Requirement - Repeat the records below exactly as they appear.

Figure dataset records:
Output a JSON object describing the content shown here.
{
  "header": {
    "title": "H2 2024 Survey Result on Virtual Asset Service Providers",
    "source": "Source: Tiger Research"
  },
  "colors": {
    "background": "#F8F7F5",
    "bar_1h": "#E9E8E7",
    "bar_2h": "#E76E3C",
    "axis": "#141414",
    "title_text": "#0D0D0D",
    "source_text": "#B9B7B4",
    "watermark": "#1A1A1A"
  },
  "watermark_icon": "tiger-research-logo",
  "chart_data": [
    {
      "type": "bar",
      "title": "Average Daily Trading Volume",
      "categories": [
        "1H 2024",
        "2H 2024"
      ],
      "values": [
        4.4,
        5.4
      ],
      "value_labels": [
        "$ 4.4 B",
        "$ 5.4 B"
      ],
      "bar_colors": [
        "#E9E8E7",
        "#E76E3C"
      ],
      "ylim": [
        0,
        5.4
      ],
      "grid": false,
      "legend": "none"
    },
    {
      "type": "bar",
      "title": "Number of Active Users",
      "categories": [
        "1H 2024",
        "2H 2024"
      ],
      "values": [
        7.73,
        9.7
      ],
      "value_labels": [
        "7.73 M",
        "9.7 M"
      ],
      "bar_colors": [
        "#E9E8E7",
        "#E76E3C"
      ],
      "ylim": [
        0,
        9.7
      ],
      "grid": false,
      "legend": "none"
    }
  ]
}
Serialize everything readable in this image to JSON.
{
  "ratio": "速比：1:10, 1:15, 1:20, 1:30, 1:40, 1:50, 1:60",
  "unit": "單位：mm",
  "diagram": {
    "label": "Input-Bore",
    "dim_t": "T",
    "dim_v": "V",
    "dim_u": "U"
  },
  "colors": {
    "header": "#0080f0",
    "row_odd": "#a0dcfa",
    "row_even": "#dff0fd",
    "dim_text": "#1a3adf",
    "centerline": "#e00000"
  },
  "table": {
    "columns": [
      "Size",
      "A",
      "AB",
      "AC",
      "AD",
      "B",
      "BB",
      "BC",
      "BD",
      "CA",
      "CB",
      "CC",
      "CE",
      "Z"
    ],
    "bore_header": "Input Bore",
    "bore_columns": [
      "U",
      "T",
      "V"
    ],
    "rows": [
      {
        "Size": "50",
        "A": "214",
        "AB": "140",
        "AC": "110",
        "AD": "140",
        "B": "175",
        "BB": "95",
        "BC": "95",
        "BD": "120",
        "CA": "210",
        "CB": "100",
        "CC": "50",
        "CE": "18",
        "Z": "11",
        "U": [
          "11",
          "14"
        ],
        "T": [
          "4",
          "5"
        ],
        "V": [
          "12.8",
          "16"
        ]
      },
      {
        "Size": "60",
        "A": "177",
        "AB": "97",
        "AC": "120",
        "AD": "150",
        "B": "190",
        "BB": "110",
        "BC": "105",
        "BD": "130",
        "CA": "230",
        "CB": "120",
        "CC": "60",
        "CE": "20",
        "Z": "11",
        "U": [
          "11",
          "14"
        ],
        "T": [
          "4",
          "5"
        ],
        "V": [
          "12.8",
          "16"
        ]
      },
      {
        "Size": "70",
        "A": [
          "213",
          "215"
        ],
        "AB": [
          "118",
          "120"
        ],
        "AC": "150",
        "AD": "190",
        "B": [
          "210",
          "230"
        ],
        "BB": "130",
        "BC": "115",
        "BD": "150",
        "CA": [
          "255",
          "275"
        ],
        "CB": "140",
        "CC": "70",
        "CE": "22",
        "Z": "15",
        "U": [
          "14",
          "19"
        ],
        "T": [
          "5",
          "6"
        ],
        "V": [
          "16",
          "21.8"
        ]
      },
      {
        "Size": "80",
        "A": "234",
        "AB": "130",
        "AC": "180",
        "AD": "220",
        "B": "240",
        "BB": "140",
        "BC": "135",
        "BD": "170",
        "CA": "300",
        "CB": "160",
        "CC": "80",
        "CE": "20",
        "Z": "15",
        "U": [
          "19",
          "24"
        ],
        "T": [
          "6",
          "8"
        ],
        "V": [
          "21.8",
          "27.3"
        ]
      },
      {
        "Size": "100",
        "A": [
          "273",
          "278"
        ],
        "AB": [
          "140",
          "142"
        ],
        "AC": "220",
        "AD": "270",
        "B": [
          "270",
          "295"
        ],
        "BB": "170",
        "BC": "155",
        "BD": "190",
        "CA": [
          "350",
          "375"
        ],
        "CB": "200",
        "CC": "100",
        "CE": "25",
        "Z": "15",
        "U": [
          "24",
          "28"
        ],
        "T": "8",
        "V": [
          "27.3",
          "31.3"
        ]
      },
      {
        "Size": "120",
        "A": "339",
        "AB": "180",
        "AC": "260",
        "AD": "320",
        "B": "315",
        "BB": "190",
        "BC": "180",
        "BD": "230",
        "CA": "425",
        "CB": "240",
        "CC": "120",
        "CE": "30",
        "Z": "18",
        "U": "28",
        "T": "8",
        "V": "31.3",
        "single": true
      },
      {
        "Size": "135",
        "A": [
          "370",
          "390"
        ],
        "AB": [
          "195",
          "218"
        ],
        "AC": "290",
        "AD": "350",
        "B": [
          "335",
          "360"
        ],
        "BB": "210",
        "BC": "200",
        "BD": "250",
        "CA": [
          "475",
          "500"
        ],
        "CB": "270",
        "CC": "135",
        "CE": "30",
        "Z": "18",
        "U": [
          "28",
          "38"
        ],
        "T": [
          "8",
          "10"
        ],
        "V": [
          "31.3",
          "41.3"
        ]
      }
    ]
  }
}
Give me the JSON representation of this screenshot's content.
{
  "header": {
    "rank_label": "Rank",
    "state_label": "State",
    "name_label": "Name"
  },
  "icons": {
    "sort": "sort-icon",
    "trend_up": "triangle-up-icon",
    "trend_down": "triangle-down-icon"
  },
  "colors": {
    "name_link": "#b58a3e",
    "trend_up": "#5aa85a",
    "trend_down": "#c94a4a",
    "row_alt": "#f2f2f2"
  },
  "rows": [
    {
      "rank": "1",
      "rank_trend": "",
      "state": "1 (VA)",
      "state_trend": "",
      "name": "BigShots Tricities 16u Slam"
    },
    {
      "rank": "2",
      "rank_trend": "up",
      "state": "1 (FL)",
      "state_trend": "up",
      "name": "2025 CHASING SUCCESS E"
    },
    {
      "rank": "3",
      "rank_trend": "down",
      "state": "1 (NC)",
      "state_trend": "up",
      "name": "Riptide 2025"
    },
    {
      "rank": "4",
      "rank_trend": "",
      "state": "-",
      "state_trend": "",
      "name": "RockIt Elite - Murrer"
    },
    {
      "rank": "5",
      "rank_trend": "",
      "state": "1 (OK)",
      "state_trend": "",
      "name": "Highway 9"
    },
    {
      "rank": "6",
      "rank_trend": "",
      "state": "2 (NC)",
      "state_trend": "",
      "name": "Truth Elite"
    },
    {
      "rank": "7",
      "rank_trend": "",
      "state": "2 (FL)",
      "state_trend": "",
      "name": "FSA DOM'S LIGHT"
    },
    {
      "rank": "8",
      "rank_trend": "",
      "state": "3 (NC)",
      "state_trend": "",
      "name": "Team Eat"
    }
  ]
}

Solution for this exercise -
Output a JSON object describing the content shown here.
{
  "header": {
    "title": "H2 2024 Survey Result on Virtual Asset Service Providers",
    "source": "Source: Tiger Research"
  },
  "colors": {
    "background": "#F8F7F5",
    "bar_1h": "#E9E8E7",
    "bar_2h": "#E76E3C",
    "axis": "#141414",
    "title_text": "#0D0D0D",
    "source_text": "#B9B7B4",
    "watermark": "#1A1A1A"
  },
  "watermark_icon": "tiger-research-logo",
  "chart_data": [
    {
      "type": "bar",
      "title": "Average Daily Trading Volume",
      "categories": [
        "1H 2024",
        "2H 2024"
      ],
      "values": [
        4.4,
        5.4
      ],
      "value_labels": [
        "$ 4.4 B",
        "$ 5.4 B"
      ],
      "bar_colors": [
        "#E9E8E7",
        "#E76E3C"
      ],
      "ylim": [
        0,
        5.4
      ],
      "grid": false,
      "legend": "none"
    },
    {
      "type": "bar",
      "title": "Number of Active Users",
      "categories": [
        "1H 2024",
        "2H 2024"
      ],
      "values": [
        7.73,
        9.7
      ],
      "value_labels": [
        "7.73 M",
        "9.7 M"
      ],
      "bar_colors": [
        "#E9E8E7",
        "#E76E3C"
      ],
      "ylim": [
        0,
        9.7
      ],
      "grid": false,
      "legend": "none"
    }
  ]
}
Serialize everything readable in this image to JSON.
{
  "ratio": "速比：1:10, 1:15, 1:20, 1:30, 1:40, 1:50, 1:60",
  "unit": "單位：mm",
  "diagram": {
    "label": "Input-Bore",
    "dim_t": "T",
    "dim_v": "V",
    "dim_u": "U"
  },
  "colors": {
    "header": "#0080f0",
    "row_odd": "#a0dcfa",
    "row_even": "#dff0fd",
    "dim_text": "#1a3adf",
    "centerline": "#e00000"
  },
  "table": {
    "columns": [
      "Size",
      "A",
      "AB",
      "AC",
      "AD",
      "B",
      "BB",
      "BC",
      "BD",
      "CA",
      "CB",
      "CC",
      "CE",
      "Z"
    ],
    "bore_header": "Input Bore",
    "bore_columns": [
      "U",
      "T",
      "V"
    ],
    "rows": [
      {
        "Size": "50",
        "A": "214",
        "AB": "140",
        "AC": "110",
        "AD": "140",
        "B": "175",
        "BB": "95",
        "BC": "95",
        "BD": "120",
        "CA": "210",
        "CB": "100",
        "CC": "50",
        "CE": "18",
        "Z": "11",
        "U": [
          "11",
          "14"
        ],
        "T": [
          "4",
          "5"
        ],
        "V": [
          "12.8",
          "16"
        ]
      },
      {
        "Size": "60",
        "A": "177",
        "AB": "97",
        "AC": "120",
        "AD": "150",
        "B": "190",
        "BB": "110",
        "BC": "105",
        "BD": "130",
        "CA": "230",
        "CB": "120",
        "CC": "60",
        "CE": "20",
        "Z": "11",
        "U": [
          "11",
          "14"
        ],
        "T": [
          "4",
          "5"
        ],
        "V": [
          "12.8",
          "16"
        ]
      },
      {
        "Size": "70",
        "A": [
          "213",
          "215"
        ],
        "AB": [
          "118",
          "120"
        ],
        "AC": "150",
        "AD": "190",
        "B": [
          "210",
          "230"
        ],
        "BB": "130",
        "BC": "115",
        "BD": "150",
        "CA": [
          "255",
          "275"
        ],
        "CB": "140",
        "CC": "70",
        "CE": "22",
        "Z": "15",
        "U": [
          "14",
          "19"
        ],
        "T": [
          "5",
          "6"
        ],
        "V": [
          "16",
          "21.8"
        ]
      },
      {
        "Size": "80",
        "A": "234",
        "AB": "130",
        "AC": "180",
        "AD": "220",
        "B": "240",
        "BB": "140",
        "BC": "135",
        "BD": "170",
        "CA": "300",
        "CB": "160",
        "CC": "80",
        "CE": "20",
        "Z": "15",
        "U": [
          "19",
          "24"
        ],
        "T": [
          "6",
          "8"
        ],
        "V": [
          "21.8",
          "27.3"
        ]
      },
      {
        "Size": "100",
        "A": [
          "273",
          "278"
        ],
        "AB": [
          "140",
          "142"
        ],
        "AC": "220",
        "AD": "270",
        "B": [
          "270",
          "295"
        ],
        "BB": "170",
        "BC": "155",
        "BD": "190",
        "CA": [
          "350",
          "375"
        ],
        "CB": "200",
        "CC": "100",
        "CE": "25",
        "Z": "15",
        "U": [
          "24",
          "28"
        ],
        "T": "8",
        "V": [
          "27.3",
          "31.3"
        ]
      },
      {
        "Size": "120",
        "A": "339",
        "AB": "180",
        "AC": "260",
        "AD": "320",
        "B": "315",
        "BB": "190",
        "BC": "180",
        "BD": "230",
        "CA": "425",
        "CB": "240",
        "CC": "120",
        "CE": "30",
        "Z": "18",
        "U": "28",
        "T": "8",
        "V": "31.3",
        "single": true
      },
      {
        "Size": "135",
        "A": [
          "370",
          "390"
        ],
        "AB": [
          "195",
          "218"
        ],
        "AC": "290",
        "AD": "350",
        "B": [
          "335",
          "360"
        ],
        "BB": "210",
        "BC": "200",
        "BD": "250",
        "CA": [
          "475",
          "500"
        ],
        "CB": "270",
        "CC": "135",
        "CE": "30",
        "Z": "18",
        "U": [
          "28",
          "38"
        ],
        "T": [
          "8",
          "10"
        ],
        "V": [
          "31.3",
          "41.3"
        ]
      }
    ]
  }
}
Give me the JSON representation of this screenshot's content.
{
  "header": {
    "rank_label": "Rank",
    "state_label": "State",
    "name_label": "Name"
  },
  "icons": {
    "sort": "sort-icon",
    "trend_up": "triangle-up-icon",
    "trend_down": "triangle-down-icon"
  },
  "colors": {
    "name_link": "#b58a3e",
    "trend_up": "#5aa85a",
    "trend_down": "#c94a4a",
    "row_alt": "#f2f2f2"
  },
  "rows": [
    {
      "rank": "1",
      "rank_trend": "",
      "state": "1 (VA)",
      "state_trend": "",
      "name": "BigShots Tricities 16u Slam"
    },
    {
      "rank": "2",
      "rank_trend": "up",
      "state": "1 (FL)",
      "state_trend": "up",
      "name": "2025 CHASING SUCCESS E"
    },
    {
      "rank": "3",
      "rank_trend": "down",
      "state": "1 (NC)",
      "state_trend": "up",
      "name": "Riptide 2025"
    },
    {
      "rank": "4",
      "rank_trend": "",
      "state": "-",
      "state_trend": "",
      "name": "RockIt Elite - Murrer"
    },
    {
      "rank": "5",
      "rank_trend": "",
      "state": "1 (OK)",
      "state_trend": "",
      "name": "Highway 9"
    },
    {
      "rank": "6",
      "rank_trend": "",
      "state": "2 (NC)",
      "state_trend": "",
      "name": "Truth Elite"
    },
    {
      "rank": "7",
      "rank_trend": "",
      "state": "2 (FL)",
      "state_trend": "",
      "name": "FSA DOM'S LIGHT"
    },
    {
      "rank": "8",
      "rank_trend": "",
      "state": "3 (NC)",
      "state_trend": "",
      "name": "Team Eat"
    }
  ]
}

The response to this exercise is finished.